**Prompt 1:**
Transcribe the stretch of the object detection training excerpt from "The model computes" through "train the model.".

**Extract provided:**
[start]

The model computes its losses intrnally based on the number of objects in the image. It trains for both localization and classification. We obtain a list of losses which we use to train the model.

For validation we filter predictions below a confidence score and apply NMS to remove overlapping boxes.

We utilize Mean Average Precision to evaluate the model. You can read more about it [here](https://towardsdatascience.com/what-is-average-precision-in-object-detection-localization-algorithms-and-how-to-calculate-it-3f330efe697b)

In [None]:
def train_epoch(model, dataloader, device, optimizer, epoch):
    model.train()

    total_train_loss = 0.0
    dataset_size = 0

    bar = tqdm(enumerate(dataloader), total=len(dataloader), colour='cyan', file=sys.stdout)
    for step, (images, targets) in bar:
        images = [img.to(device) for img in images]
        images = torch.stack(images)
        targets = [{k: v.to(device) for k, v in t.items()} for t in targets]
        batch_size = len(images)

        loss_dict = model(images, targets)
        losses = sum(loss for loss in loss_dict.values())

        optimizer.zero_grad()
        losses.backward()
        optimizer.step()

        # We keep track of the average training loss
        total_train_loss += (losses.item() * batch_size)
        dataset_size += batch_size

        epoch_loss = np.round(total_train_loss / dataset_size, 2)
        bar.set_postfix(Epoch=epoch, Train_Loss=epoch_loss)

    return epoch_loss


# Validation Function
def valid_epoch(model, dataloader, device, iou_threshold=0.5, score_threshold=0.1):
    model.eval()

[end]

**Task input:**

[start]

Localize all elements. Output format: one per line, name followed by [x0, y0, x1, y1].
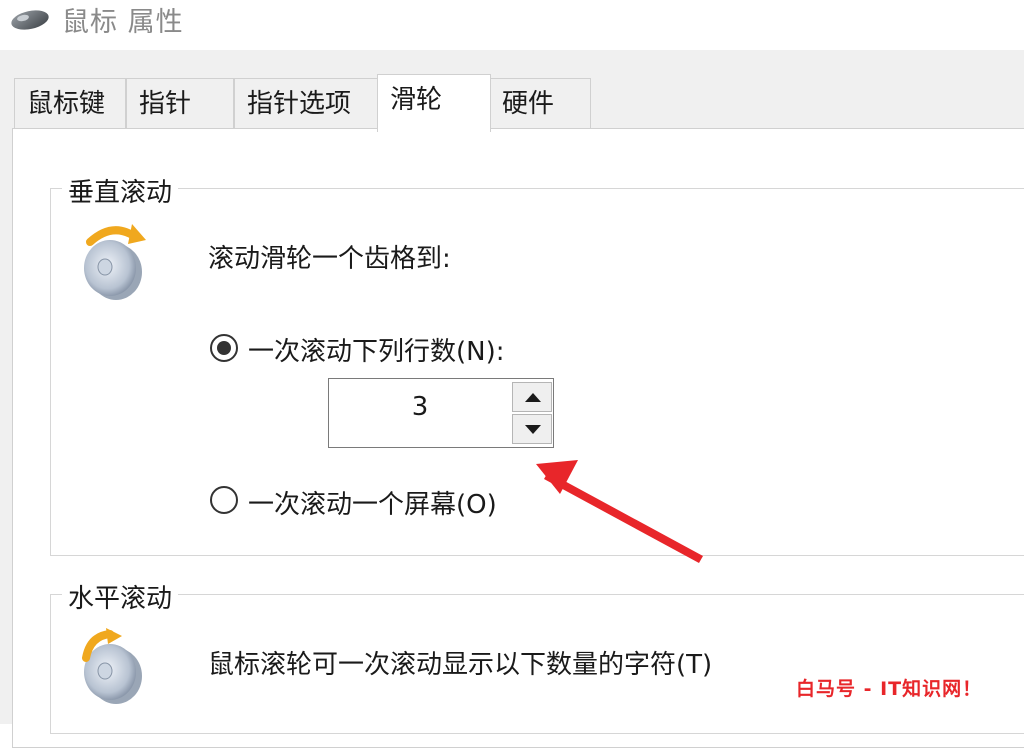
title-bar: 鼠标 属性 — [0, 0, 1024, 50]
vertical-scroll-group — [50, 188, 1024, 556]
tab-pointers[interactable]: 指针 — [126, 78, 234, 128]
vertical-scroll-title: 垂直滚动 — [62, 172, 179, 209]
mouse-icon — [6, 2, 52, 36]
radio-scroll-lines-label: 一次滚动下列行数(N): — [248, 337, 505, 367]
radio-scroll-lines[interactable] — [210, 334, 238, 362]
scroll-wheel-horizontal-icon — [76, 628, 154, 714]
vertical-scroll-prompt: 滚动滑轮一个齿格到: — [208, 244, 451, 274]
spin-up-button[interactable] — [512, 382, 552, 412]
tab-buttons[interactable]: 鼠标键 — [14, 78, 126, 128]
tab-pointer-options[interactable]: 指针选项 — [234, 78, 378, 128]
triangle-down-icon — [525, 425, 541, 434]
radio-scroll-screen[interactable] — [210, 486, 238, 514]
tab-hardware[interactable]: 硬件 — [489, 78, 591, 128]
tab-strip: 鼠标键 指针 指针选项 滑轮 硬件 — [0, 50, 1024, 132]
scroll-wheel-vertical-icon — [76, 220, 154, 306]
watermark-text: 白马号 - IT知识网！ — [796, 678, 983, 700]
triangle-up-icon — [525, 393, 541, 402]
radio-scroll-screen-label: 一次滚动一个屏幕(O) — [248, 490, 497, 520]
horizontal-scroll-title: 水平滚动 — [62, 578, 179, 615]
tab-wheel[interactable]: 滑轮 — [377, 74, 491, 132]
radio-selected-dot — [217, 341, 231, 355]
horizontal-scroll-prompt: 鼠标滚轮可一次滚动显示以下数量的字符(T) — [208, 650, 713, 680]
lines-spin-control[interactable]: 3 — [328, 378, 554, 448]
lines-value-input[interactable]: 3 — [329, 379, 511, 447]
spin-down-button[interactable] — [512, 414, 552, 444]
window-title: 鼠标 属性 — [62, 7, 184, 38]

[end]
[start]

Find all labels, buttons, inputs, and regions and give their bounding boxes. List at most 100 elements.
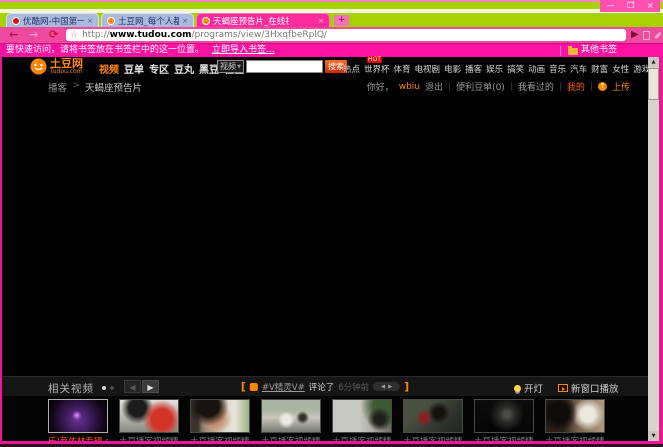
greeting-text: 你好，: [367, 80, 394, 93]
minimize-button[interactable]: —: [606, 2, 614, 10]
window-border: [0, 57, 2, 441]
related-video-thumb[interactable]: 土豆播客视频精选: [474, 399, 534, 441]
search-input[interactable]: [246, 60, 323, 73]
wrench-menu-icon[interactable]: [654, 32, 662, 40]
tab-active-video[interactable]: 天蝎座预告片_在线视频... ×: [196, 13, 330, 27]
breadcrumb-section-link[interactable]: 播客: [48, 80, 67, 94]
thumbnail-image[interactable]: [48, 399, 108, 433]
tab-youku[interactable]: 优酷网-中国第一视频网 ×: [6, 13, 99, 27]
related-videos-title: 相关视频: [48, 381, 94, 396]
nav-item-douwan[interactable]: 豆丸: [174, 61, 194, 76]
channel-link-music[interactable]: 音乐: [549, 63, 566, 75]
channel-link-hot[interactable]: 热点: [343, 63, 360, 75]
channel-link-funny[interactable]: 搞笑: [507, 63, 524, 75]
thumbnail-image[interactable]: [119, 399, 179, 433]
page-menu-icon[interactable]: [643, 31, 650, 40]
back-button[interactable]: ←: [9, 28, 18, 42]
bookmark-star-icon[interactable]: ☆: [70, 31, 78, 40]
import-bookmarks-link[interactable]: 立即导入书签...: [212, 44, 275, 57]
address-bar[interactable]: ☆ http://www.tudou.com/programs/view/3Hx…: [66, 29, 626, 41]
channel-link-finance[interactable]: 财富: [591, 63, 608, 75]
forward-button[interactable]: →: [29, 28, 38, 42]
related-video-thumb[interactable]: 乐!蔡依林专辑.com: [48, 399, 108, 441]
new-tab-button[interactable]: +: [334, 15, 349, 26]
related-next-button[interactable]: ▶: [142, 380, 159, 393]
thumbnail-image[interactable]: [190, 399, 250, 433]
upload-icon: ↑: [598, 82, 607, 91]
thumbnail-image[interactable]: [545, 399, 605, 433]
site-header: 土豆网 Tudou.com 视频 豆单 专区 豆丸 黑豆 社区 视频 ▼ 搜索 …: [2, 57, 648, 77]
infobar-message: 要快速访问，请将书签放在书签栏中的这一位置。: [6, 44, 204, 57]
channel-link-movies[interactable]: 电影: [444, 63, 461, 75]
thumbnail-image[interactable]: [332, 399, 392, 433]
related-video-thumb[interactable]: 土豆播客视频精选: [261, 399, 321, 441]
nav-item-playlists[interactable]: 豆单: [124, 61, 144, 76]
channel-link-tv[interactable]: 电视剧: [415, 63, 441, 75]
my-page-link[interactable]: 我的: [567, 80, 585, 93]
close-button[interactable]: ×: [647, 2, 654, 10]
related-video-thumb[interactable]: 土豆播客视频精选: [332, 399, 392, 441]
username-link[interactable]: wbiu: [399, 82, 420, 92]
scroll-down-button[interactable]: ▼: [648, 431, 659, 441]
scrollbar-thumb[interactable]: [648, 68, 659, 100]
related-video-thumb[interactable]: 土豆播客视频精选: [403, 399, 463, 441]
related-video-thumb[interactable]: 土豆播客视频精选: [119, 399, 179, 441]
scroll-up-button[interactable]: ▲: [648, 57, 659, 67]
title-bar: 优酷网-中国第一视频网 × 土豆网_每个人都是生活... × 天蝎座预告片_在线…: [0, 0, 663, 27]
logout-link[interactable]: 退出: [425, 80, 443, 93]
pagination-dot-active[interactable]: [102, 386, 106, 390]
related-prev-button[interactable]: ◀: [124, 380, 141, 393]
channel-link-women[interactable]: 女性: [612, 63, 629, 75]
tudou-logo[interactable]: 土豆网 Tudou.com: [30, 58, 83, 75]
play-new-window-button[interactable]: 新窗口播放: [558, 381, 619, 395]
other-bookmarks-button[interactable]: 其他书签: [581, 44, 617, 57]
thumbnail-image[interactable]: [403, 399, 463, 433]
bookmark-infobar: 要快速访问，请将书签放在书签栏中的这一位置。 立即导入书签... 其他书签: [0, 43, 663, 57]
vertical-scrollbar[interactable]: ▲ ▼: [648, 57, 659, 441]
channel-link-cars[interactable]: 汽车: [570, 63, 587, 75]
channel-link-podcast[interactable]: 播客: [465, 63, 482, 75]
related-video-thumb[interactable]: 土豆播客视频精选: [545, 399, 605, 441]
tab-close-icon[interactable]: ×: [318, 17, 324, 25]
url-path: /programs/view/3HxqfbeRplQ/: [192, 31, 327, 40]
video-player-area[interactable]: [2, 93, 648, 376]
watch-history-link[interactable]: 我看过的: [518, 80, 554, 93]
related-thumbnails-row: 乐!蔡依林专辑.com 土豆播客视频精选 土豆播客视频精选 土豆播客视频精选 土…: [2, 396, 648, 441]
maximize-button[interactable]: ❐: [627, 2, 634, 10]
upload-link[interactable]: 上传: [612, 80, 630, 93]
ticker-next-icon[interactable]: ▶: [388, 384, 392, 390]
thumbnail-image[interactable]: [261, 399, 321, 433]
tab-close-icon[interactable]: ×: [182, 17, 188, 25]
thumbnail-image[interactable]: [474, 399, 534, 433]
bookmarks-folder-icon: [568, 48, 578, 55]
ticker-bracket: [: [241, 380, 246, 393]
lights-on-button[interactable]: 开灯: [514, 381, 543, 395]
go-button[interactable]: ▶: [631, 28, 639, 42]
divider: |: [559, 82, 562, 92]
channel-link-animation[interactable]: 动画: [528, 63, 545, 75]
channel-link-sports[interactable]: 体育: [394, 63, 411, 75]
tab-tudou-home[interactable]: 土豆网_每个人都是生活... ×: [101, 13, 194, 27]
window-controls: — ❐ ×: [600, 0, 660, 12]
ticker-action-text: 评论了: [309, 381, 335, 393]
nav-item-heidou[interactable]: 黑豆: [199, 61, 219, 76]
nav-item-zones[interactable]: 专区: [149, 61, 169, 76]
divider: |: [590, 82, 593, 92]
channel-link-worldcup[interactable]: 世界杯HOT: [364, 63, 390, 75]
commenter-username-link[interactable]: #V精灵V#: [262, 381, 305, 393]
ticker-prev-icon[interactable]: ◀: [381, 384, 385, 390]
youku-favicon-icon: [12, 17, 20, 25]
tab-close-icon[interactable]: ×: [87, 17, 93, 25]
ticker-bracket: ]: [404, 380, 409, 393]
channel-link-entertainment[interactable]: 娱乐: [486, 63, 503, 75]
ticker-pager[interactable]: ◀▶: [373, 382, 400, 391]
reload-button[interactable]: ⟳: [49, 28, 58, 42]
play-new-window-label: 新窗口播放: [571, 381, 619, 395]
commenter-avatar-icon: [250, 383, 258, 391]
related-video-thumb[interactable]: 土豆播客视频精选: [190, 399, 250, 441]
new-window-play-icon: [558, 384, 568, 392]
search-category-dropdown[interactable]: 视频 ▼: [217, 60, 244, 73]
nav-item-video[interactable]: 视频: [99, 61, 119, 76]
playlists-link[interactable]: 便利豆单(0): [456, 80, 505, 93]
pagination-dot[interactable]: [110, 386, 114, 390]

[end]

**Prompt 2:**
Give the lines of the records from the one containing "title-bar: 鼠标 属性 — [0, 0, 1024, 50]" through the one containing "triangle-up-icon — [525, 393, 541, 402]" as a numbered list, omitting any blank lines.

**Response 1:**
The model computes its losses intrnally based on the number of objects in the image. It trains for both localization and classification. We obtain a list of losses which we use to train the model.

**Response 2:**
1. title-bar: 鼠标 属性 — [0, 0, 1024, 50]
2. vertical-scroll-group — [50, 188, 1024, 556]
3. tab-pointers[interactable]: 指针 — [126, 78, 234, 128]
4. vertical-scroll-title: 垂直滚动 — [62, 172, 179, 209]
5. mouse-icon — [6, 2, 52, 36]
6. radio-scroll-lines-label: 一次滚动下列行数(N): — [248, 337, 505, 367]
7. radio-scroll-lines[interactable] — [210, 334, 238, 362]
8. scroll-wheel-horizontal-icon — [76, 628, 154, 714]
9. vertical-scroll-prompt: 滚动滑轮一个齿格到: — [208, 244, 451, 274]
10. spin-up-button[interactable] — [512, 382, 552, 412]
11. tab-buttons[interactable]: 鼠标键 — [14, 78, 126, 128]
12. tab-pointer-options[interactable]: 指针选项 — [234, 78, 378, 128]
13. triangle-down-icon — [525, 425, 541, 434]
14. radio-scroll-screen[interactable] — [210, 486, 238, 514]
15. tab-hardware[interactable]: 硬件 — [489, 78, 591, 128]
16. tab-strip: 鼠标键 指针 指针选项 滑轮 硬件 — [0, 50, 1024, 132]
17. scroll-wheel-vertical-icon — [76, 220, 154, 306]
18. watermark-text: 白马号 - IT知识网！ — [796, 678, 983, 700]
19. triangle-up-icon — [525, 393, 541, 402]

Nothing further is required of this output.